(Stored data entries)
######
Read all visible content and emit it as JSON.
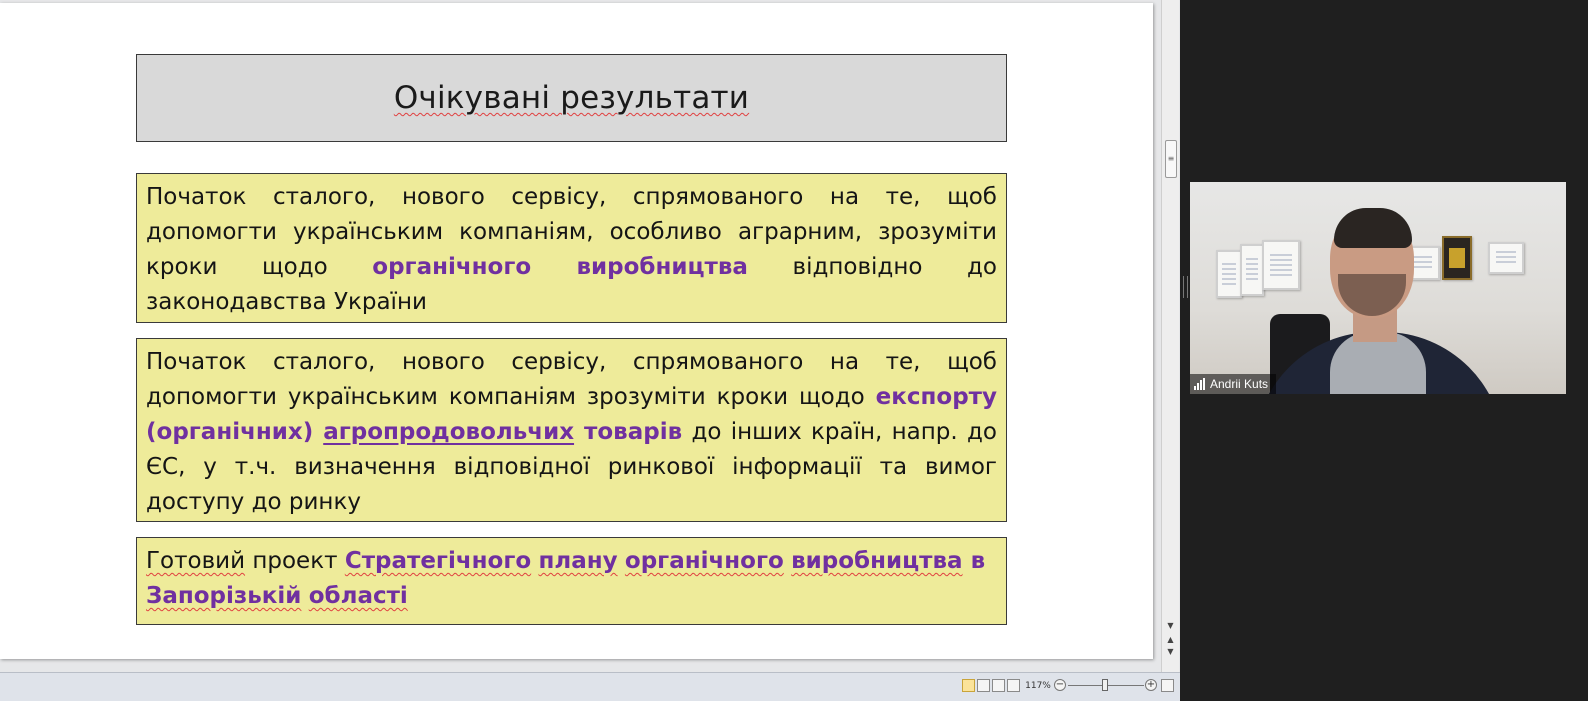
{
  "slide": {
    "title": "Очікувані результати",
    "box1": {
      "p1": "Початок сталого, нового сервісу, спрямованого на те, щоб допомогти українським компаніям, особливо аграрним, зрозуміти кроки щодо ",
      "h1": "органічного виробництва",
      "p2": " відповідно до законодавства України"
    },
    "box2": {
      "p1": "Початок сталого, нового сервісу, спрямованого на те, щоб допомогти українським компаніям зрозуміти кроки щодо ",
      "h1": "експорту (органічних) ",
      "h2": "агропродовольчих",
      "h3": " товарів",
      "p2": " до інших країн, напр. до ЄС, у т.ч. визначення відповідної ринкової інформації та вимог доступу до ринку"
    },
    "box3": {
      "w1": "Готовий",
      "w2": " проект ",
      "h1": "Стратегічного",
      "h2": "плану",
      "h3": "органічного",
      "h4": "виробництва",
      "h5": " в ",
      "h6": "Запорізькій",
      "h7": "області"
    }
  },
  "statusbar": {
    "zoom_level": "117%",
    "zoom_out": "−",
    "zoom_in": "+"
  },
  "video": {
    "participant_name": "Andrii Kuts",
    "signal_icon": "signal-strength-icon"
  },
  "colors": {
    "highlight_purple": "#7030a0",
    "box_yellow": "#eeeb9a",
    "title_gray": "#d9d9d9",
    "background_dark": "#1f1f1f"
  }
}
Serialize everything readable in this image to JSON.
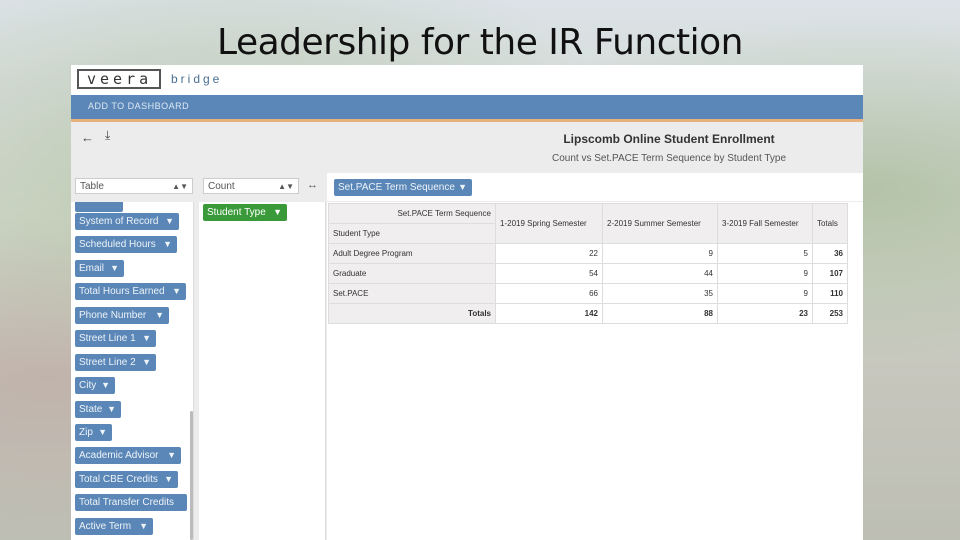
{
  "slide": {
    "title": "Leadership for the IR Function"
  },
  "brand": {
    "logo": "veera",
    "product": "bridge"
  },
  "toolbar": {
    "add_to_dashboard": "ADD TO DASHBOARD"
  },
  "icons": {
    "back": "back-arrow-icon",
    "download": "download-icon",
    "swap": "swap-icon",
    "filter": "filter-icon"
  },
  "colors": {
    "header_bar": "#5a87b7",
    "accent_line": "#e8b07a",
    "field_pill": "#5a87b7",
    "row_pill": "#3a9a3a"
  },
  "chart": {
    "title": "Lipscomb Online Student Enrollment",
    "subtitle": "Count vs Set.PACE Term Sequence by Student Type"
  },
  "controls": {
    "renderer": "Table",
    "aggregator": "Count"
  },
  "column_field": "Set.PACE Term Sequence",
  "row_field": "Student Type",
  "fields": [
    "System of Record",
    "Scheduled Hours",
    "Email",
    "Total Hours Earned",
    "Phone Number",
    "Street Line 1",
    "Street Line 2",
    "City",
    "State",
    "Zip",
    "Academic Advisor",
    "Total CBE Credits",
    "Total Transfer Credits",
    "Active Term"
  ],
  "table": {
    "col_header_label": "Set.PACE Term Sequence",
    "row_header_label": "Student Type",
    "columns": [
      "1-2019 Spring Semester",
      "2-2019 Summer Semester",
      "3-2019 Fall Semester",
      "Totals"
    ],
    "rows": [
      {
        "label": "Adult Degree Program",
        "values": [
          "22",
          "9",
          "5",
          "36"
        ]
      },
      {
        "label": "Graduate",
        "values": [
          "54",
          "44",
          "9",
          "107"
        ]
      },
      {
        "label": "Set.PACE",
        "values": [
          "66",
          "35",
          "9",
          "110"
        ]
      }
    ],
    "totals": {
      "label": "Totals",
      "values": [
        "142",
        "88",
        "23",
        "253"
      ]
    }
  }
}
######
Retype everything in the material word for word, minus pictures.

Read all visible content and emit it as JSON.
{
  "slide": {
    "title": "Очікувані результати",
    "box1": {
      "p1": "Початок сталого, нового сервісу, спрямованого на те, щоб допомогти українським компаніям, особливо аграрним, зрозуміти кроки щодо ",
      "h1": "органічного виробництва",
      "p2": " відповідно до законодавства України"
    },
    "box2": {
      "p1": "Початок сталого, нового сервісу, спрямованого на те, щоб допомогти українським компаніям зрозуміти кроки щодо ",
      "h1": "експорту (органічних) ",
      "h2": "агропродовольчих",
      "h3": " товарів",
      "p2": " до інших країн, напр. до ЄС, у т.ч. визначення відповідної ринкової інформації та вимог доступу до ринку"
    },
    "box3": {
      "w1": "Готовий",
      "w2": " проект ",
      "h1": "Стратегічного",
      "h2": "плану",
      "h3": "органічного",
      "h4": "виробництва",
      "h5": " в ",
      "h6": "Запорізькій",
      "h7": "області"
    }
  },
  "statusbar": {
    "zoom_level": "117%",
    "zoom_out": "−",
    "zoom_in": "+"
  },
  "video": {
    "participant_name": "Andrii Kuts",
    "signal_icon": "signal-strength-icon"
  },
  "colors": {
    "highlight_purple": "#7030a0",
    "box_yellow": "#eeeb9a",
    "title_gray": "#d9d9d9",
    "background_dark": "#1f1f1f"
  }
}
Serialize everything readable in this image to JSON.
{
  "slide": {
    "title": "Leadership for the IR Function"
  },
  "brand": {
    "logo": "veera",
    "product": "bridge"
  },
  "toolbar": {
    "add_to_dashboard": "ADD TO DASHBOARD"
  },
  "icons": {
    "back": "back-arrow-icon",
    "download": "download-icon",
    "swap": "swap-icon",
    "filter": "filter-icon"
  },
  "colors": {
    "header_bar": "#5a87b7",
    "accent_line": "#e8b07a",
    "field_pill": "#5a87b7",
    "row_pill": "#3a9a3a"
  },
  "chart": {
    "title": "Lipscomb Online Student Enrollment",
    "subtitle": "Count vs Set.PACE Term Sequence by Student Type"
  },
  "controls": {
    "renderer": "Table",
    "aggregator": "Count"
  },
  "column_field": "Set.PACE Term Sequence",
  "row_field": "Student Type",
  "fields": [
    "System of Record",
    "Scheduled Hours",
    "Email",
    "Total Hours Earned",
    "Phone Number",
    "Street Line 1",
    "Street Line 2",
    "City",
    "State",
    "Zip",
    "Academic Advisor",
    "Total CBE Credits",
    "Total Transfer Credits",
    "Active Term"
  ],
  "table": {
    "col_header_label": "Set.PACE Term Sequence",
    "row_header_label": "Student Type",
    "columns": [
      "1-2019 Spring Semester",
      "2-2019 Summer Semester",
      "3-2019 Fall Semester",
      "Totals"
    ],
    "rows": [
      {
        "label": "Adult Degree Program",
        "values": [
          "22",
          "9",
          "5",
          "36"
        ]
      },
      {
        "label": "Graduate",
        "values": [
          "54",
          "44",
          "9",
          "107"
        ]
      },
      {
        "label": "Set.PACE",
        "values": [
          "66",
          "35",
          "9",
          "110"
        ]
      }
    ],
    "totals": {
      "label": "Totals",
      "values": [
        "142",
        "88",
        "23",
        "253"
      ]
    }
  }
}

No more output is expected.